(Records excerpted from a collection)
##########

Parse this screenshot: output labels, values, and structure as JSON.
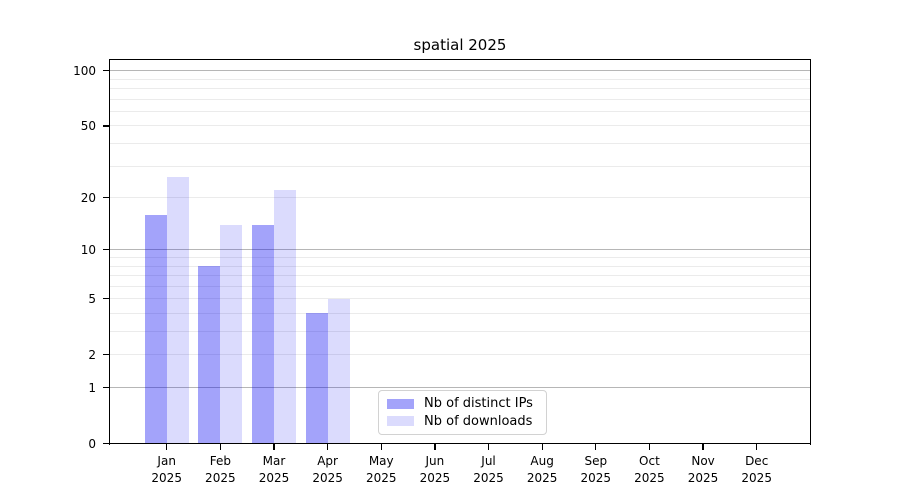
{
  "chart_data": {
    "type": "bar",
    "title": "spatial 2025",
    "categories": [
      "Jan",
      "Feb",
      "Mar",
      "Apr",
      "May",
      "Jun",
      "Jul",
      "Aug",
      "Sep",
      "Oct",
      "Nov",
      "Dec"
    ],
    "year_label": "2025",
    "series": [
      {
        "name": "Nb of distinct IPs",
        "color": "rgba(0,0,240,0.36)",
        "values": [
          16,
          8,
          14,
          4,
          null,
          null,
          null,
          null,
          null,
          null,
          null,
          null
        ]
      },
      {
        "name": "Nb of downloads",
        "color": "rgba(0,0,240,0.14)",
        "values": [
          26,
          14,
          22,
          5,
          null,
          null,
          null,
          null,
          null,
          null,
          null,
          null
        ]
      }
    ],
    "yscale": "log1p",
    "ylim": [
      0,
      114
    ],
    "yticks": [
      0,
      1,
      2,
      5,
      10,
      20,
      50,
      100
    ],
    "major_gridlines": [
      1,
      10,
      100
    ],
    "minor_gridlines": [
      2,
      3,
      4,
      5,
      6,
      7,
      8,
      9,
      20,
      30,
      40,
      50,
      60,
      70,
      80,
      90
    ],
    "grid_major_color": "#b6b6b6",
    "grid_minor_color": "#ebebeb",
    "legend_position": "lower center",
    "xlabel": "",
    "ylabel": ""
  }
}
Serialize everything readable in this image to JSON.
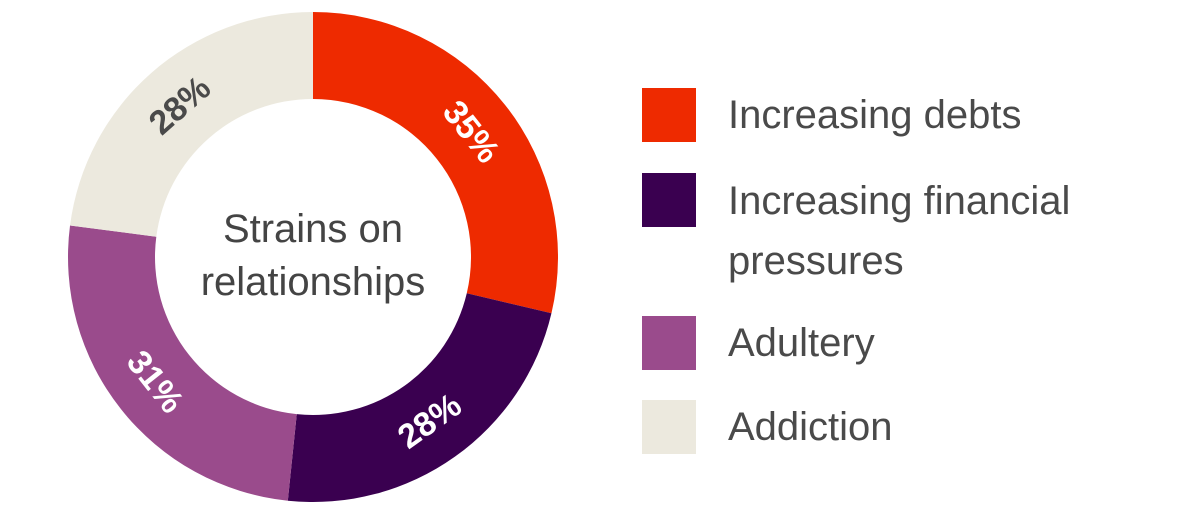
{
  "chart_data": {
    "type": "pie",
    "donut": true,
    "center_title": [
      "Strains on",
      "relationships"
    ],
    "slices": [
      {
        "label": "Increasing debts",
        "value": 35,
        "display": "35%",
        "color": "#ee2a00",
        "text_color": "#ffffff"
      },
      {
        "label": "Increasing financial pressures",
        "value": 28,
        "display": "28%",
        "color": "#3a0050",
        "text_color": "#ffffff"
      },
      {
        "label": "Adultery",
        "value": 31,
        "display": "31%",
        "color": "#9a4b8c",
        "text_color": "#ffffff"
      },
      {
        "label": "Addiction",
        "value": 28,
        "display": "28%",
        "color": "#ece9de",
        "text_color": "#4a4a4a"
      }
    ],
    "legend_placement": "right"
  },
  "legend": {
    "items": [
      {
        "lines": [
          "Increasing debts"
        ],
        "color": "#ee2a00"
      },
      {
        "lines": [
          "Increasing financial",
          "pressures"
        ],
        "color": "#3a0050"
      },
      {
        "lines": [
          "Adultery"
        ],
        "color": "#9a4b8c"
      },
      {
        "lines": [
          "Addiction"
        ],
        "color": "#ece9de"
      }
    ]
  }
}
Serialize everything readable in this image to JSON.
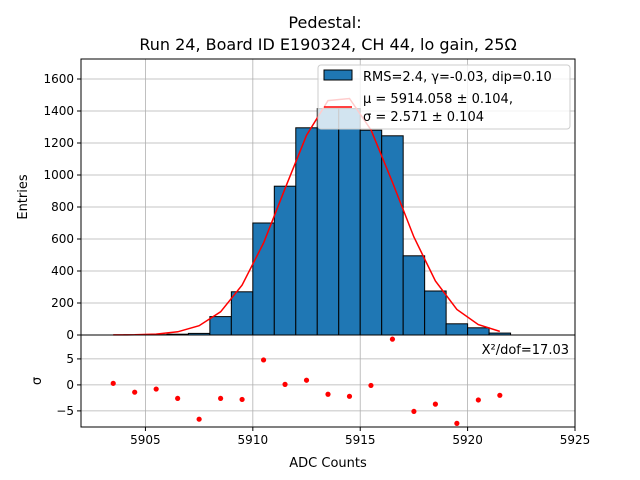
{
  "chart_data": {
    "type": "bar",
    "title_line1": "Pedestal:",
    "title_line2": "Run 24, Board ID E190324, CH 44, lo gain, 25Ω",
    "xlabel": "ADC Counts",
    "ylabel": "Entries",
    "residual_ylabel": "σ",
    "xlim": [
      5902,
      5925
    ],
    "ylim": [
      0,
      1725
    ],
    "residual_ylim": [
      -8.1,
      9.6
    ],
    "x_ticks": [
      5905,
      5910,
      5915,
      5920,
      5925
    ],
    "y_ticks": [
      0,
      200,
      400,
      600,
      800,
      1000,
      1200,
      1400,
      1600
    ],
    "residual_y_ticks": [
      -5,
      0,
      5
    ],
    "grid": true,
    "histogram": {
      "bin_width": 1,
      "bin_left_edges": [
        5904,
        5905,
        5906,
        5907,
        5908,
        5909,
        5910,
        5911,
        5912,
        5913,
        5914,
        5915,
        5916,
        5917,
        5918,
        5919,
        5920,
        5921
      ],
      "values": [
        1,
        2,
        5,
        10,
        115,
        270,
        700,
        930,
        1295,
        1415,
        1415,
        1280,
        1245,
        495,
        275,
        70,
        45,
        12
      ],
      "color": "#1f77b4"
    },
    "fit": {
      "mu": 5914.058,
      "sigma": 2.571,
      "amplitude": 1500,
      "x_start": 5903.5,
      "x_end": 5921.5,
      "color": "#ff0000"
    },
    "legend": {
      "placement": "top-right",
      "hist_label": "RMS=2.4, γ=-0.03, dip=0.10",
      "fit_label_line1": "μ = 5914.058 ± 0.104,",
      "fit_label_line2": "σ = 2.571 ± 0.104"
    },
    "residuals": {
      "x": [
        5903.5,
        5904.5,
        5905.5,
        5906.5,
        5907.5,
        5908.5,
        5909.5,
        5910.5,
        5911.5,
        5912.5,
        5913.5,
        5914.5,
        5915.5,
        5916.5,
        5917.5,
        5918.5,
        5919.5,
        5920.5,
        5921.5
      ],
      "y": [
        0.3,
        -1.4,
        -0.8,
        -2.6,
        -6.6,
        -2.6,
        -2.8,
        4.8,
        0.1,
        0.9,
        -1.8,
        -2.2,
        -0.1,
        8.8,
        -5.1,
        -3.7,
        -7.4,
        -2.9,
        -2.0
      ],
      "color": "#ff0000",
      "annotation": "X²/dof=17.03"
    }
  }
}
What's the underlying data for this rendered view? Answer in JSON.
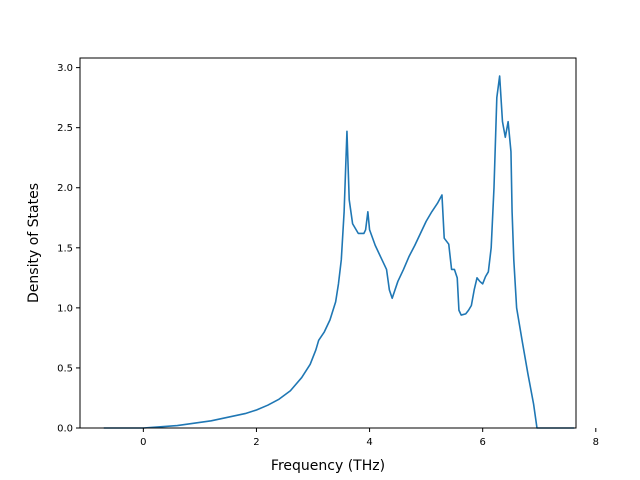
{
  "chart_data": {
    "type": "line",
    "title": "",
    "xlabel": "Frequency (THz)",
    "ylabel": "Density of States",
    "xlim": [
      -1.12,
      7.65
    ],
    "ylim": [
      0,
      3.08
    ],
    "x_ticks": [
      0,
      2,
      4,
      6,
      8
    ],
    "y_ticks": [
      0.0,
      0.5,
      1.0,
      1.5,
      2.0,
      2.5,
      3.0
    ],
    "x_tick_labels": [
      "0",
      "2",
      "4",
      "6",
      "8"
    ],
    "y_tick_labels": [
      "0.0",
      "0.5",
      "1.0",
      "1.5",
      "2.0",
      "2.5",
      "3.0"
    ],
    "grid": false,
    "legend": "none",
    "series": [
      {
        "color": "#1f77b4",
        "x": [
          -0.7,
          0.0,
          0.3,
          0.6,
          0.9,
          1.2,
          1.5,
          1.8,
          2.0,
          2.2,
          2.4,
          2.6,
          2.8,
          2.95,
          3.05,
          3.1,
          3.2,
          3.3,
          3.4,
          3.45,
          3.5,
          3.55,
          3.6,
          3.64,
          3.7,
          3.8,
          3.9,
          3.93,
          3.97,
          4.0,
          4.1,
          4.2,
          4.3,
          4.35,
          4.4,
          4.5,
          4.6,
          4.7,
          4.8,
          4.9,
          5.0,
          5.1,
          5.2,
          5.28,
          5.32,
          5.4,
          5.45,
          5.5,
          5.55,
          5.58,
          5.62,
          5.7,
          5.75,
          5.8,
          5.85,
          5.9,
          5.95,
          6.0,
          6.05,
          6.1,
          6.15,
          6.2,
          6.25,
          6.3,
          6.35,
          6.4,
          6.45,
          6.5,
          6.52,
          6.55,
          6.6,
          6.7,
          6.8,
          6.9,
          6.96,
          7.0,
          7.62
        ],
        "y": [
          0.0,
          0.0,
          0.01,
          0.02,
          0.04,
          0.06,
          0.09,
          0.12,
          0.15,
          0.19,
          0.24,
          0.31,
          0.42,
          0.53,
          0.65,
          0.73,
          0.8,
          0.9,
          1.05,
          1.2,
          1.4,
          1.8,
          2.47,
          1.9,
          1.7,
          1.62,
          1.62,
          1.65,
          1.8,
          1.65,
          1.52,
          1.42,
          1.32,
          1.15,
          1.08,
          1.22,
          1.32,
          1.43,
          1.52,
          1.62,
          1.72,
          1.8,
          1.87,
          1.94,
          1.58,
          1.53,
          1.32,
          1.32,
          1.25,
          0.98,
          0.94,
          0.95,
          0.98,
          1.02,
          1.15,
          1.25,
          1.22,
          1.2,
          1.26,
          1.3,
          1.5,
          2.0,
          2.75,
          2.93,
          2.55,
          2.42,
          2.55,
          2.3,
          1.8,
          1.4,
          1.0,
          0.72,
          0.45,
          0.2,
          0.0,
          0.0,
          0.0
        ]
      }
    ]
  }
}
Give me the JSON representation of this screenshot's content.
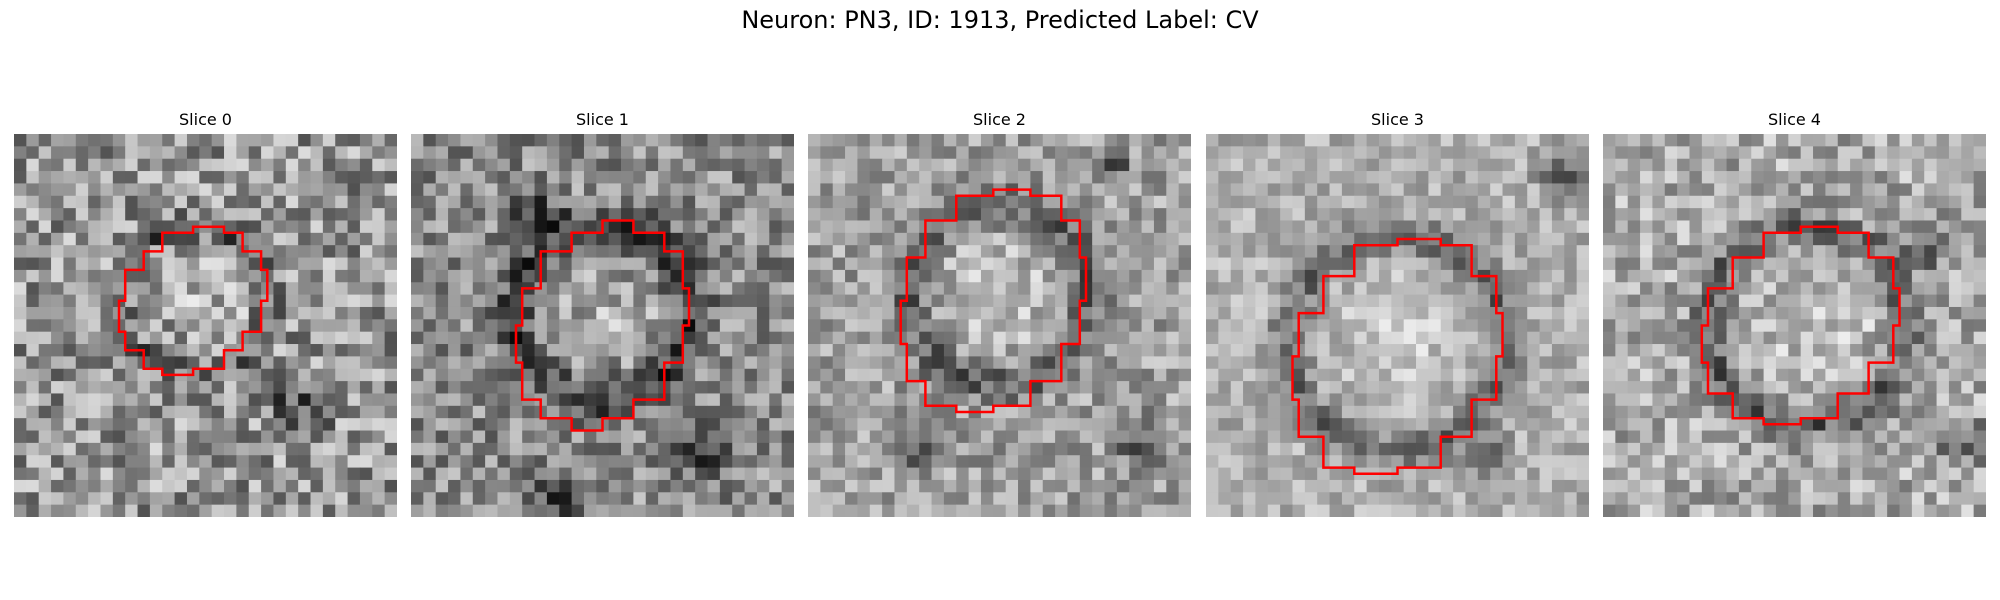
{
  "figure": {
    "title": "Neuron: PN3, ID: 1913, Predicted Label: CV"
  },
  "panels": [
    {
      "title": "Slice 0"
    },
    {
      "title": "Slice 1"
    },
    {
      "title": "Slice 2"
    },
    {
      "title": "Slice 3"
    },
    {
      "title": "Slice 4"
    }
  ],
  "colors": {
    "contour": "#ff0000",
    "background": "#ffffff"
  }
}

##########

Exercise prompt
Every line containing the string "name" must be listed.

Answer to the exercise
        "name": "Nb of distinct IPs",
        "name": "Nb of downloads",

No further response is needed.